__TASK OBJECTIVE__. Take the line containing "Output the text content of this document." and all lines after it to the end of the records, and output them exactly.

__MATERIALS PROVIDED__.
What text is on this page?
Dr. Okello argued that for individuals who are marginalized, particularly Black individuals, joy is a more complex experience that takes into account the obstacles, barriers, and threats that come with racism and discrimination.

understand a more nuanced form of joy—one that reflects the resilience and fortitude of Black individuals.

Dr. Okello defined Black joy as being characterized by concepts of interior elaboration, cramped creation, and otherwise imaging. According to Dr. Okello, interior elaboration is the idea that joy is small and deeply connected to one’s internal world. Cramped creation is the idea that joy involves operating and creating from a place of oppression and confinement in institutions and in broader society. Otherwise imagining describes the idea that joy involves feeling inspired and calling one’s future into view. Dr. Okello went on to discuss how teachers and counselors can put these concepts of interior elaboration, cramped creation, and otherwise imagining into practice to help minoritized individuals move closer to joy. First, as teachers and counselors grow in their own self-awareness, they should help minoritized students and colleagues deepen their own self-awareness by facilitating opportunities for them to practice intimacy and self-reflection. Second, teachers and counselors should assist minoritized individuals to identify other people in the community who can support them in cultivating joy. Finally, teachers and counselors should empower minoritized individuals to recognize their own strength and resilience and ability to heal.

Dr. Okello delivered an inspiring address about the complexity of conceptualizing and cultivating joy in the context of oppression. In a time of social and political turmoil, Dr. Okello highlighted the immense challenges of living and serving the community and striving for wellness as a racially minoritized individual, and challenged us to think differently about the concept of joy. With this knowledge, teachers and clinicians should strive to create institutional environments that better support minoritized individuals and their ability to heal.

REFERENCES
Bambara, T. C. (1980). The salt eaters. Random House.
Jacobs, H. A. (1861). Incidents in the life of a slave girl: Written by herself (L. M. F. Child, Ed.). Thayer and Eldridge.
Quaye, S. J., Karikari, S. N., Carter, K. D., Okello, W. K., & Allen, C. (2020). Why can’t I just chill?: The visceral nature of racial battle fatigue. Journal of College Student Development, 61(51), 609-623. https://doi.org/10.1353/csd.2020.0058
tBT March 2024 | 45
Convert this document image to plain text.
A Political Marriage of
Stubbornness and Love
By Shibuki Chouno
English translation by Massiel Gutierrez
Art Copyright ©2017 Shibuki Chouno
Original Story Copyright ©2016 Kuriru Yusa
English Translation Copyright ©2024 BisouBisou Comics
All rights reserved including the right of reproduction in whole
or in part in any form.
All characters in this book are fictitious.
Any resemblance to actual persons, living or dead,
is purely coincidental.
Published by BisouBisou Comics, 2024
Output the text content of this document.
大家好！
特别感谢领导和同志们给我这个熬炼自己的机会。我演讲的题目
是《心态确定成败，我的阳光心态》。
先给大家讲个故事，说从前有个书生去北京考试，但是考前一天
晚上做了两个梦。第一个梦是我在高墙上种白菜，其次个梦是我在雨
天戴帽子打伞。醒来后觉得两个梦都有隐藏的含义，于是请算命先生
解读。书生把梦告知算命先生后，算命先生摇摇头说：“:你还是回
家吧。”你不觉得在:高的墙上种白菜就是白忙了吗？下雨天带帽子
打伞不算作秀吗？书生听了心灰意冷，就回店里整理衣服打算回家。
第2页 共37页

__EXERCISE OUTPUT__.
Output the text content of this document.
大家好！
特别感谢领导和同志们给我这个熬炼自己的机会。我演讲的题目
是《心态确定成败，我的阳光心态》。
先给大家讲个故事，说从前有个书生去北京考试，但是考前一天
晚上做了两个梦。第一个梦是我在高墙上种白菜，其次个梦是我在雨
天戴帽子打伞。醒来后觉得两个梦都有隐藏的含义，于是请算命先生
解读。书生把梦告知算命先生后，算命先生摇摇头说：“:你还是回
家吧。”你不觉得在:高的墙上种白菜就是白忙了吗？下雨天带帽子
打伞不算作秀吗？书生听了心灰意冷，就回店里整理衣服打算回家。
第2页 共37页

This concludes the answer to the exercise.